◆ Exercise instructions:
Repeat the data below exactly, dropping any pictures it holds.
# # # # #
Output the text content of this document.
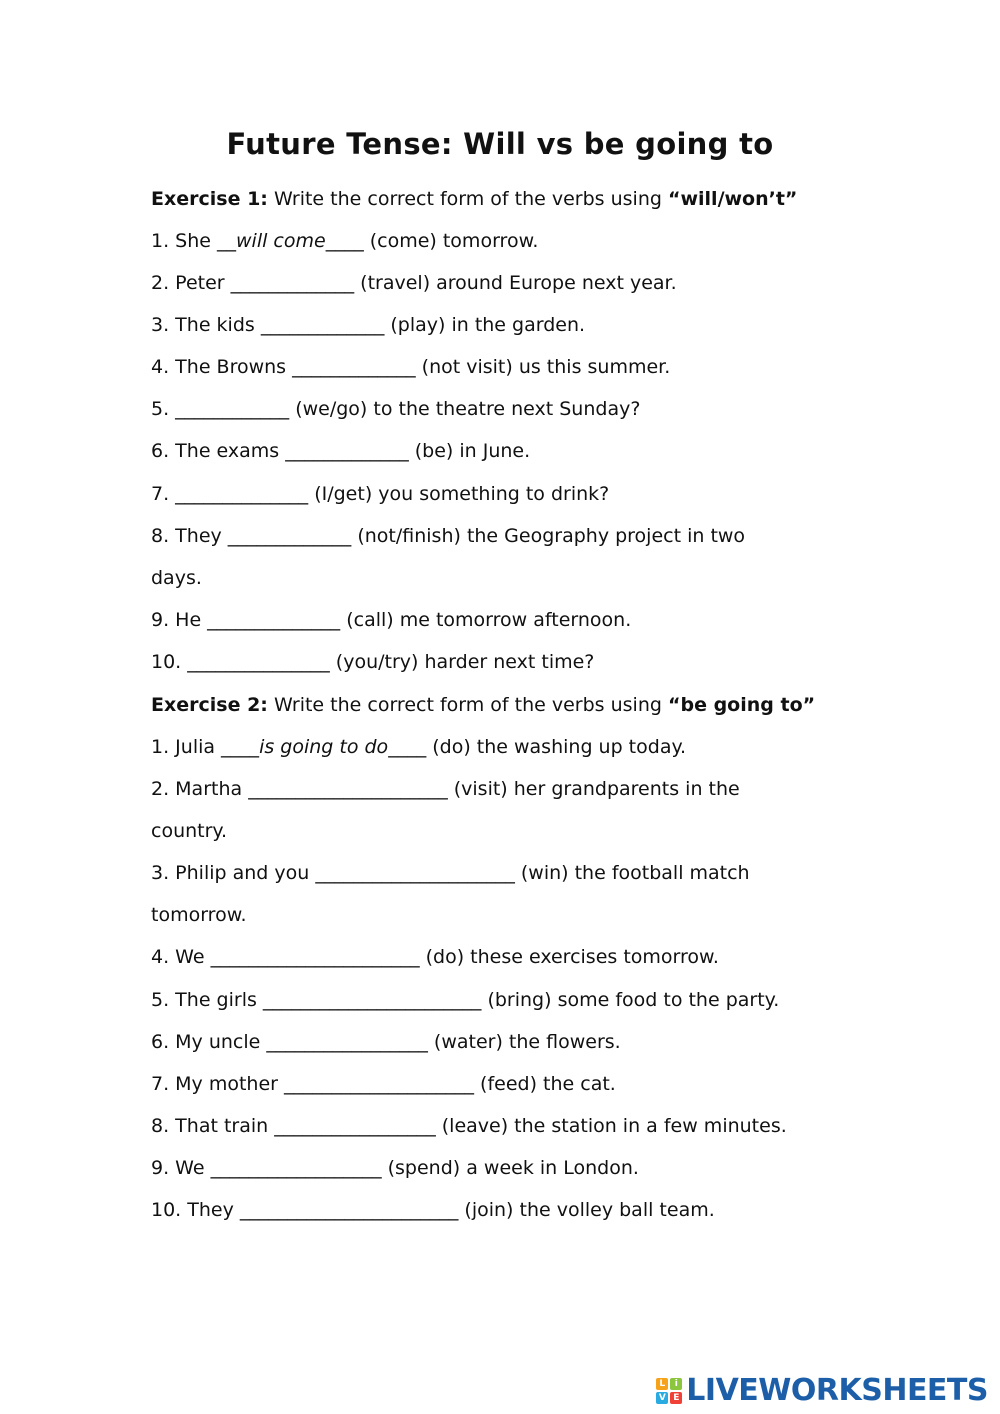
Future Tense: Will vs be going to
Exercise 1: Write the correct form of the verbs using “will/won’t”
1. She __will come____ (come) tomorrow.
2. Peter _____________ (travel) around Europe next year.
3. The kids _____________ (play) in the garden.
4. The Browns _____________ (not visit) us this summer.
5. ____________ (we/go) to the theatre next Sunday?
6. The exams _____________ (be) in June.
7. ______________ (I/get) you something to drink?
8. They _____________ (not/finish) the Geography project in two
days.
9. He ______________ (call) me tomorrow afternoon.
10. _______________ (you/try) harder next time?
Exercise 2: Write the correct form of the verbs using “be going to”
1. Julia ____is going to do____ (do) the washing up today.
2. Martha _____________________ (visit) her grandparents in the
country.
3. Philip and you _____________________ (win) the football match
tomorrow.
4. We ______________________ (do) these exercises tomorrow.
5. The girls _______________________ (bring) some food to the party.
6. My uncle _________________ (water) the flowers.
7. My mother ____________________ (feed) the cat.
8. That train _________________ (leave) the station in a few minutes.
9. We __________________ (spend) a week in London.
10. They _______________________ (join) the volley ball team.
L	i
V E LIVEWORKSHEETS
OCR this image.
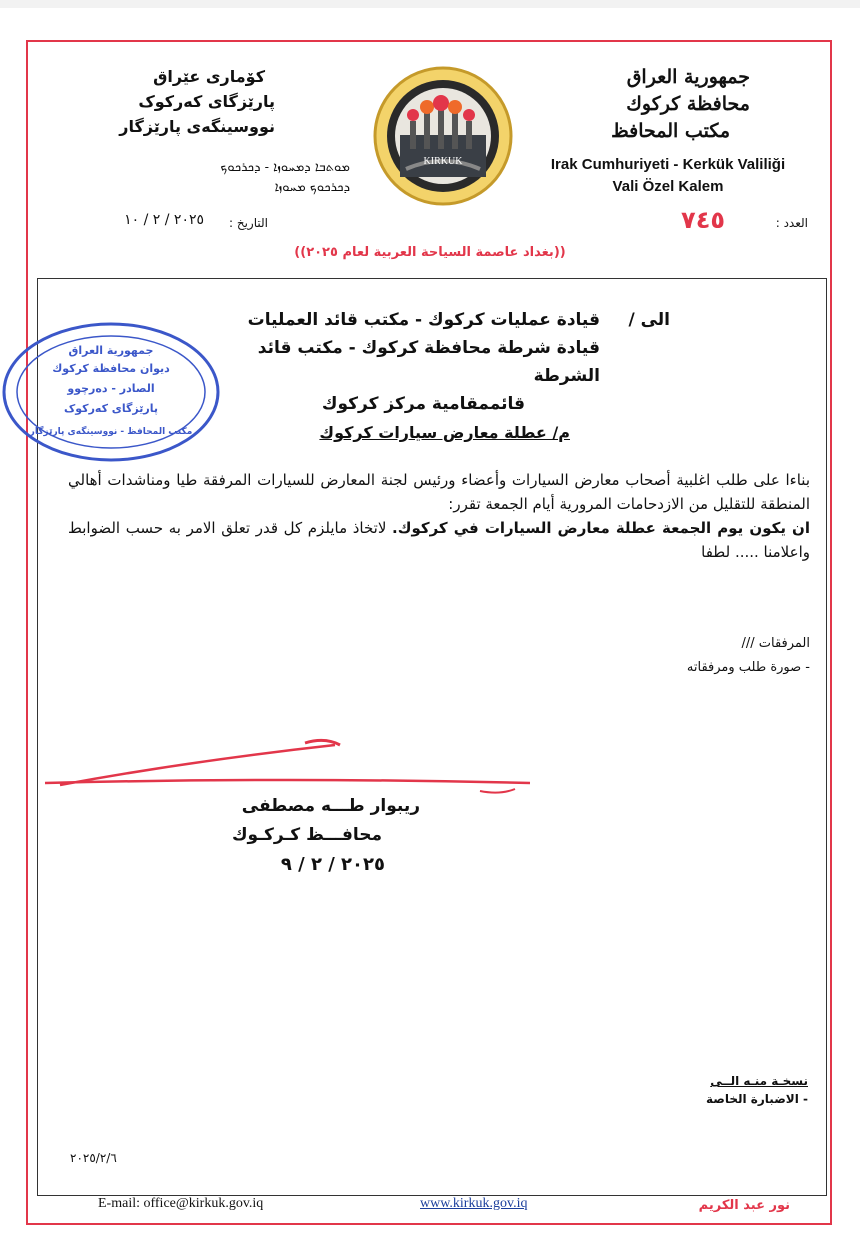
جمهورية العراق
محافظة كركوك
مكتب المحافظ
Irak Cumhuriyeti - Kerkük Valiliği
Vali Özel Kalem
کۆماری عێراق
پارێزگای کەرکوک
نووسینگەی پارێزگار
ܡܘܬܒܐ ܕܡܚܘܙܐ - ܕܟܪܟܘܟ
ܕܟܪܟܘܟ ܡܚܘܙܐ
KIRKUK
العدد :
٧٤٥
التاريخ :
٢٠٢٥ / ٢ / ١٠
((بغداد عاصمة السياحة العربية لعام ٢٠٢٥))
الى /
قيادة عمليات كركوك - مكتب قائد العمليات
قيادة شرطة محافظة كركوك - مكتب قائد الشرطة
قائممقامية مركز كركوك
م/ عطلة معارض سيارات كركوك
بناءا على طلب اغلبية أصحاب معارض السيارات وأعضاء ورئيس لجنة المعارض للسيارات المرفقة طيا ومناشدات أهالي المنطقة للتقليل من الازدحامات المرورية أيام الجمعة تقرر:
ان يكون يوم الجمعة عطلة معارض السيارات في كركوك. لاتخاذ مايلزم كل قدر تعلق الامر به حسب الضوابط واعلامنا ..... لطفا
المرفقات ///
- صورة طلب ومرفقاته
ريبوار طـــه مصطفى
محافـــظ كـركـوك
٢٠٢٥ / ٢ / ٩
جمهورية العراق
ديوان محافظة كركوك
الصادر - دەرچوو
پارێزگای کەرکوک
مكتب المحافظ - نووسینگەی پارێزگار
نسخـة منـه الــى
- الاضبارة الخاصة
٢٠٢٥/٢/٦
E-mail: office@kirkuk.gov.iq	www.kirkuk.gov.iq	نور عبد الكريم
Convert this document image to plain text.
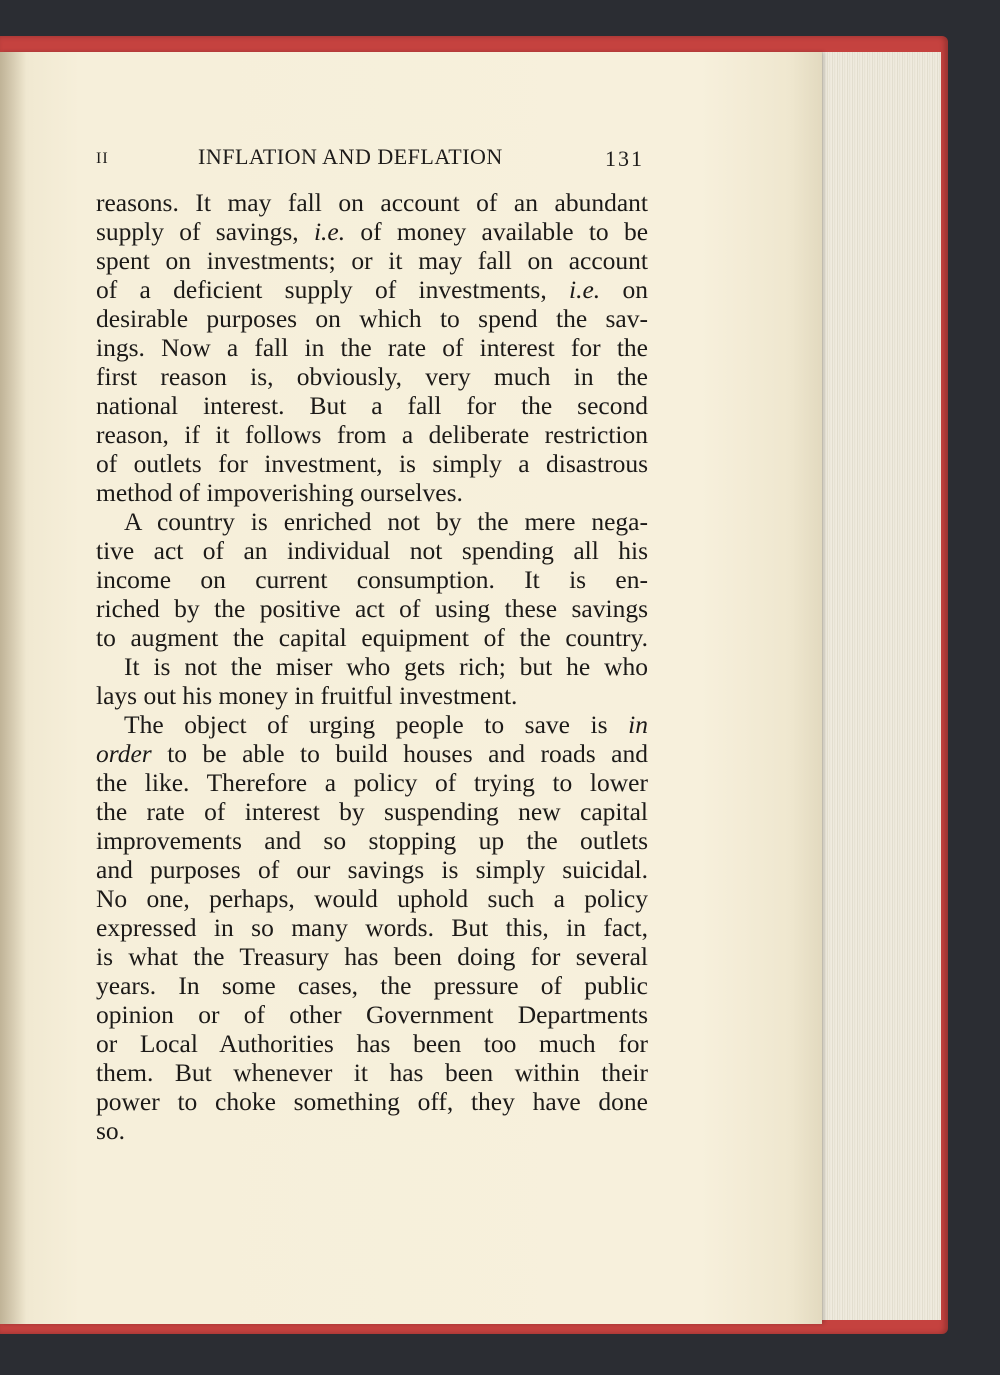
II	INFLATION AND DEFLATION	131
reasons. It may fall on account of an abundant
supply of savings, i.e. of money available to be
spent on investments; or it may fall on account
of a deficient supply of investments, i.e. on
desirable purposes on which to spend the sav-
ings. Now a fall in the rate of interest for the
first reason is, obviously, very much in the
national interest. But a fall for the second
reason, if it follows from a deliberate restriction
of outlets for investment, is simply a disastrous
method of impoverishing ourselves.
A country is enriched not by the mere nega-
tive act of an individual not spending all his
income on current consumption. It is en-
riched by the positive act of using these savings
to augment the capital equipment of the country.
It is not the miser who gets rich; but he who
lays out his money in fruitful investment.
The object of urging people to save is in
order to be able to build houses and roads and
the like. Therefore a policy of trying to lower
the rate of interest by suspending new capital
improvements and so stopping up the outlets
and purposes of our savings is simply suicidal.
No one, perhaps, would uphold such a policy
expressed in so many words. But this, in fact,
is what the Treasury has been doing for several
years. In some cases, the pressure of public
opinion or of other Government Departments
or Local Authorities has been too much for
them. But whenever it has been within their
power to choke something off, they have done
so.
# # # # #
◆ Exercise result:
Output the text content of this document.
Future Tense: Will vs be going to
Exercise 1: Write the correct form of the verbs using “will/won’t”
1. She __will come____ (come) tomorrow.
2. Peter _____________ (travel) around Europe next year.
3. The kids _____________ (play) in the garden.
4. The Browns _____________ (not visit) us this summer.
5. ____________ (we/go) to the theatre next Sunday?
6. The exams _____________ (be) in June.
7. ______________ (I/get) you something to drink?
8. They _____________ (not/finish) the Geography project in two
days.
9. He ______________ (call) me tomorrow afternoon.
10. _______________ (you/try) harder next time?
Exercise 2: Write the correct form of the verbs using “be going to”
1. Julia ____is going to do____ (do) the washing up today.
2. Martha _____________________ (visit) her grandparents in the
country.
3. Philip and you _____________________ (win) the football match
tomorrow.
4. We ______________________ (do) these exercises tomorrow.
5. The girls _______________________ (bring) some food to the party.
6. My uncle _________________ (water) the flowers.
7. My mother ____________________ (feed) the cat.
8. That train _________________ (leave) the station in a few minutes.
9. We __________________ (spend) a week in London.
10. They _______________________ (join) the volley ball team.
L	i
V E LIVEWORKSHEETS
OCR this image.
جمهورية العراق
محافظة كركوك
مكتب المحافظ
Irak Cumhuriyeti - Kerkük Valiliği
Vali Özel Kalem
کۆماری عێراق
پارێزگای کەرکوک
نووسینگەی پارێزگار
ܡܘܬܒܐ ܕܡܚܘܙܐ - ܕܟܪܟܘܟ
ܕܟܪܟܘܟ ܡܚܘܙܐ
KIRKUK
العدد :
٧٤٥
التاريخ :
٢٠٢٥ / ٢ / ١٠
((بغداد عاصمة السياحة العربية لعام ٢٠٢٥))
الى /
قيادة عمليات كركوك - مكتب قائد العمليات
قيادة شرطة محافظة كركوك - مكتب قائد الشرطة
قائممقامية مركز كركوك
م/ عطلة معارض سيارات كركوك
بناءا على طلب اغلبية أصحاب معارض السيارات وأعضاء ورئيس لجنة المعارض للسيارات المرفقة طيا ومناشدات أهالي المنطقة للتقليل من الازدحامات المرورية أيام الجمعة تقرر:
ان يكون يوم الجمعة عطلة معارض السيارات في كركوك. لاتخاذ مايلزم كل قدر تعلق الامر به حسب الضوابط واعلامنا ..... لطفا
المرفقات ///
- صورة طلب ومرفقاته
ريبوار طـــه مصطفى
محافـــظ كـركـوك
٢٠٢٥ / ٢ / ٩
جمهورية العراق
ديوان محافظة كركوك
الصادر - دەرچوو
پارێزگای کەرکوک
مكتب المحافظ - نووسینگەی پارێزگار
نسخـة منـه الــى
- الاضبارة الخاصة
٢٠٢٥/٢/٦
E-mail: office@kirkuk.gov.iq	www.kirkuk.gov.iq	نور عبد الكريم
Convert this document image to plain text.
II	INFLATION AND DEFLATION	131
reasons. It may fall on account of an abundant
supply of savings, i.e. of money available to be
spent on investments; or it may fall on account
of a deficient supply of investments, i.e. on
desirable purposes on which to spend the sav-
ings. Now a fall in the rate of interest for the
first reason is, obviously, very much in the
national interest. But a fall for the second
reason, if it follows from a deliberate restriction
of outlets for investment, is simply a disastrous
method of impoverishing ourselves.
A country is enriched not by the mere nega-
tive act of an individual not spending all his
income on current consumption. It is en-
riched by the positive act of using these savings
to augment the capital equipment of the country.
It is not the miser who gets rich; but he who
lays out his money in fruitful investment.
The object of urging people to save is in
order to be able to build houses and roads and
the like. Therefore a policy of trying to lower
the rate of interest by suspending new capital
improvements and so stopping up the outlets
and purposes of our savings is simply suicidal.
No one, perhaps, would uphold such a policy
expressed in so many words. But this, in fact,
is what the Treasury has been doing for several
years. In some cases, the pressure of public
opinion or of other Government Departments
or Local Authorities has been too much for
them. But whenever it has been within their
power to choke something off, they have done
so.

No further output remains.